### Set problem
Return every line below in which "pass" appears.

(Stored records)
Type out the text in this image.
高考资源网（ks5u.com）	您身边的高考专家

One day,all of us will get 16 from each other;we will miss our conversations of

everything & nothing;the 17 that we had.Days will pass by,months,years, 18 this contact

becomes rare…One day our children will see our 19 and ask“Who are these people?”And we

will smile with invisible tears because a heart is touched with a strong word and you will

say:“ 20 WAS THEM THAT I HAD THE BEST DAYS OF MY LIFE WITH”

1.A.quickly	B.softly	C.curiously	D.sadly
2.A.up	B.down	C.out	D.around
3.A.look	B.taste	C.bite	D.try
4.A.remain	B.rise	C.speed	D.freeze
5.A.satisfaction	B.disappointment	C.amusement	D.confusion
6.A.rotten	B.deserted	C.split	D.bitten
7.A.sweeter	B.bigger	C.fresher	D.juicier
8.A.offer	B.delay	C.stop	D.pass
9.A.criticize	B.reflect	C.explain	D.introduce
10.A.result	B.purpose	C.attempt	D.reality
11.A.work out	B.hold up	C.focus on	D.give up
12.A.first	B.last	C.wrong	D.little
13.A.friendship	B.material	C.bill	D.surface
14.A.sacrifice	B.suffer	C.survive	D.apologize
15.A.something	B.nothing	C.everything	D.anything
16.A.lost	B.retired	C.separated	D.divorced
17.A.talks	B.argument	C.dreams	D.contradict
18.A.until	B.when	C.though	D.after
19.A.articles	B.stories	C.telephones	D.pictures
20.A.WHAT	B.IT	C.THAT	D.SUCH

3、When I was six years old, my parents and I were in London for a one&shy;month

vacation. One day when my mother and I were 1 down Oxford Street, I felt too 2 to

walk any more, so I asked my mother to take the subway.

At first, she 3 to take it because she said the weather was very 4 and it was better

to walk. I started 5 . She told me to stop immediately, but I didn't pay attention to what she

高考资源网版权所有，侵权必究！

### Response to the task
everything & nothing;the 17 that we had.Days will pass by,months,years, 18 this contact
8.A.offer	B.delay	C.stop	D.pass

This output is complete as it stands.